• **Extrait de page**:
....

C’est le cas de tous les pays qui ont fait une politique de grand barrage, comme l'Égypte, etc., où il y a un nombre très important de tumeurs de vessie. La tranche d'âge, malheureusement, la tumeur de vessie touche principalement les jeunes. Et ça, c'est un vrai problème, parce que dans la population active, c'est un problème que les jeunes ne sont pas en bonne santé. Et chaque jeune qui meurt, c'est vrai qu'on dit que chaque personne âgée qui meurt, c'est une bibliothèque qui brûle, mais chaque jeune qui meurt, c'est quand même une catastrophe pour le développement du pays. Donc, ce sont des patients qui traînent et qui arrivent souvent à des stades très avancés. Ce qu'il faut que vous sachiez, c'est qu'en fait, il y a deux cancers. Maintenant, on fait bien la différence sur le plan du diagnostic, sur le plan de l'évolution et sur le plan du traitement. Entre les tumeurs de vessie n'infiltrant pas le muscle, c'est-à-dire qui n'atteignent pas le muscle de la vessie qu'on appelle le détrusor et les tumeurs de vessie qui infiltrent ce muscle. Le pronostic est différent. Malheureusement, chez nous, nous avons surtout des formes qui infiltrent le muscle, donc les plus graves. Alors, pour les statistiques, globalement, ce qu'il faut retenir, c'est que la tumeur de vessie est maintenant le troisième cancer, le deuxième même cancer urologique, après le cancer de la prostate et devant le cancer du rêve. Je pense que si je ne me trompe pas, dans les derniers travaux qui ont été faits, la tumeur de vessie était le deuxième cancer.

....

• **Données d'entrée**:

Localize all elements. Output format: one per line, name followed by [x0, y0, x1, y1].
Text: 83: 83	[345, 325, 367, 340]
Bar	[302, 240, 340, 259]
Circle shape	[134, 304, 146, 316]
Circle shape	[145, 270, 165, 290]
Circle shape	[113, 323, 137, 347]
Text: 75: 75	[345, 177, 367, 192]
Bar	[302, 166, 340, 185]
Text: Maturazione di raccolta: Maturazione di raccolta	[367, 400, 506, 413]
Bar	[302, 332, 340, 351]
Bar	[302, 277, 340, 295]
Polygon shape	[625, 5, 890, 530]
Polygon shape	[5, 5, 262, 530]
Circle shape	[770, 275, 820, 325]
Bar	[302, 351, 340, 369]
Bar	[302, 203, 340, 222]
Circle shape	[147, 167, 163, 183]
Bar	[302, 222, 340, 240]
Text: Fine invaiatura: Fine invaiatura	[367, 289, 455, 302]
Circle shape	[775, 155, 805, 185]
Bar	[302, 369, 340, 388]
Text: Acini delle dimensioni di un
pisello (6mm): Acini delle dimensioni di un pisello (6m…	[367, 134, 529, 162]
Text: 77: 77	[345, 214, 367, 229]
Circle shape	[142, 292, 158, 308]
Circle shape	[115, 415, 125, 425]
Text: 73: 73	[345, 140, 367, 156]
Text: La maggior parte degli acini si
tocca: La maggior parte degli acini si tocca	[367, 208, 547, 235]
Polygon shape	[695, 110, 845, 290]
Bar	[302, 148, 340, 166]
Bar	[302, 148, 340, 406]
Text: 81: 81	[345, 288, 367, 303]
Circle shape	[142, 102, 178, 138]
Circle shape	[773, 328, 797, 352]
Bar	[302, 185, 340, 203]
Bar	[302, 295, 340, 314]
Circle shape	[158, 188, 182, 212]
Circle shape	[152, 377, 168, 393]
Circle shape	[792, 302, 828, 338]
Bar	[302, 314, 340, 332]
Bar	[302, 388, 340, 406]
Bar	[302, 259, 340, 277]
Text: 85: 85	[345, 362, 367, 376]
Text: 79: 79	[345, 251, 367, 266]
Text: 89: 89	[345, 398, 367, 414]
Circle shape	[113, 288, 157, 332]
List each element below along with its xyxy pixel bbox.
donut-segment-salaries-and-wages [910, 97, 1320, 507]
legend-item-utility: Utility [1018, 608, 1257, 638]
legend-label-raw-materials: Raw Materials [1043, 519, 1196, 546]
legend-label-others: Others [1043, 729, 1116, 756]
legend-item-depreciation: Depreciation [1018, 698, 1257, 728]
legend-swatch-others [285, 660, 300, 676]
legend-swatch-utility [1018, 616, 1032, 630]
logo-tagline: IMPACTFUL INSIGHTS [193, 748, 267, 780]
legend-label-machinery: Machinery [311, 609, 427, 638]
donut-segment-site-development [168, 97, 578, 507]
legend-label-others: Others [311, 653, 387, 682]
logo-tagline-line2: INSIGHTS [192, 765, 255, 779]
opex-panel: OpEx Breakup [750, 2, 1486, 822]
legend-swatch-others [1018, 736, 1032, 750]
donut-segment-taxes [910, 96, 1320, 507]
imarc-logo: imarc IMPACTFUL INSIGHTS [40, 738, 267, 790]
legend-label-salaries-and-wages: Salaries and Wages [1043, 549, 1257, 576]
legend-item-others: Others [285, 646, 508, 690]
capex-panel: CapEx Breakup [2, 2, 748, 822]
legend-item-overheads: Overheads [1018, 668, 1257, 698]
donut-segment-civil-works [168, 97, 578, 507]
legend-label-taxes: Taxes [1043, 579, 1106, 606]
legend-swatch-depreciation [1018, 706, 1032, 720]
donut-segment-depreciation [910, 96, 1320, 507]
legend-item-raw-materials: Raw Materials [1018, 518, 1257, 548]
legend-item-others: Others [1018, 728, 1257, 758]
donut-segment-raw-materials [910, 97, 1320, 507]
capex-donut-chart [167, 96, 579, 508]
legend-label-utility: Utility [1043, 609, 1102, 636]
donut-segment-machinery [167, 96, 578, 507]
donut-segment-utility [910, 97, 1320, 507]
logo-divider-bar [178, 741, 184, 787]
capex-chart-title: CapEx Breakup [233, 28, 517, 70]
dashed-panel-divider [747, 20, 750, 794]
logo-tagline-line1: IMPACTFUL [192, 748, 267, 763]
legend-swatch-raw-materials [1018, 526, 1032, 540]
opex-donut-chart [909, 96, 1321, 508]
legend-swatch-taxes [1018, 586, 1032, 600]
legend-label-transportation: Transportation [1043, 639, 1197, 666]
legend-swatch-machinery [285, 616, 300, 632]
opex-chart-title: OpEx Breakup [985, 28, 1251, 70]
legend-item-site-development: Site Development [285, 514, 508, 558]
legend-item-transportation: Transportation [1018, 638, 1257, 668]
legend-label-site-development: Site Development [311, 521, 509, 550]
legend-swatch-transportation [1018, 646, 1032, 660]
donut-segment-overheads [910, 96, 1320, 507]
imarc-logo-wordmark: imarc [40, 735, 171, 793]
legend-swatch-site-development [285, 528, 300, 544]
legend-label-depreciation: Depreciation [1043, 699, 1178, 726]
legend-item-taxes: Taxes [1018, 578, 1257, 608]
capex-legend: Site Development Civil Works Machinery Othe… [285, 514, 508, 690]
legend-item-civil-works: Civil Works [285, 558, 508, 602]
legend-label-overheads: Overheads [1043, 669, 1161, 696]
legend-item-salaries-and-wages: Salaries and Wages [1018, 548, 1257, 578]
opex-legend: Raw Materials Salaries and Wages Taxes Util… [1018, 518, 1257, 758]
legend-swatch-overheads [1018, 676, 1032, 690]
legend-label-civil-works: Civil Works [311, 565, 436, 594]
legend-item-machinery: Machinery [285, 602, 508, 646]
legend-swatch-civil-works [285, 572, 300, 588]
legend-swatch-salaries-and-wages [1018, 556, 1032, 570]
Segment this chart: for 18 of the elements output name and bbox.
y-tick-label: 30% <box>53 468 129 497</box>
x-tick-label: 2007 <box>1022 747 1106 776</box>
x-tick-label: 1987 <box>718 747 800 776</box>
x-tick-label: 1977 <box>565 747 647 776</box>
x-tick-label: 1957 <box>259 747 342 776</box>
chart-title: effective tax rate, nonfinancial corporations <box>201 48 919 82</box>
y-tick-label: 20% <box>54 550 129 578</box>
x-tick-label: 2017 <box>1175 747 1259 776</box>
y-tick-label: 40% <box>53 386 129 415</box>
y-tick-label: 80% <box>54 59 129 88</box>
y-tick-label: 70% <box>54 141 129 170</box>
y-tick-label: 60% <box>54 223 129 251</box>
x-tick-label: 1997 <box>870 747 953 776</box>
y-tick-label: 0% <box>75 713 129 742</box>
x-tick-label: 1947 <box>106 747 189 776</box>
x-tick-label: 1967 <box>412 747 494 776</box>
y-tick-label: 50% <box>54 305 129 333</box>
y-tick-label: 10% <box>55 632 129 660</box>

....

• **Consigne de travail 1**: Indiquez si chacune des affirmations suivantes concorde avec l'extrait sur les tumeurs de vessie, en répondant par oui ou par non et en citant les mots décisifs du texte : (a) la tumeur de vessie atteint surtout les personnes âgées ; (b) le muscle de la vessie porte le nom de détrusor ; (c) chez l'orateur, on rencontre surtout des formes qui n'infiltrent pas le muscle.
• **Consigne de travail 2**: Relevez dans l'extrait sur les tumeurs de vessie tous les plans sur lesquels on distingue les deux cancers.
Pour répondre, fondez-vous uniquement sur l'extrait de page.

• **Corrigé de l'exercice 1**:
(a) Non : « la tumeur de vessie touche principalement les jeunes ».
(b) Oui : « le muscle de la vessie qu'on appelle le détrusor ».
(c) Non : « chez nous, nous avons surtout des formes qui infiltrent le muscle ».

• **Corrigé de l'exercice 2**: Le diagnostic, l'évolution, le traitement.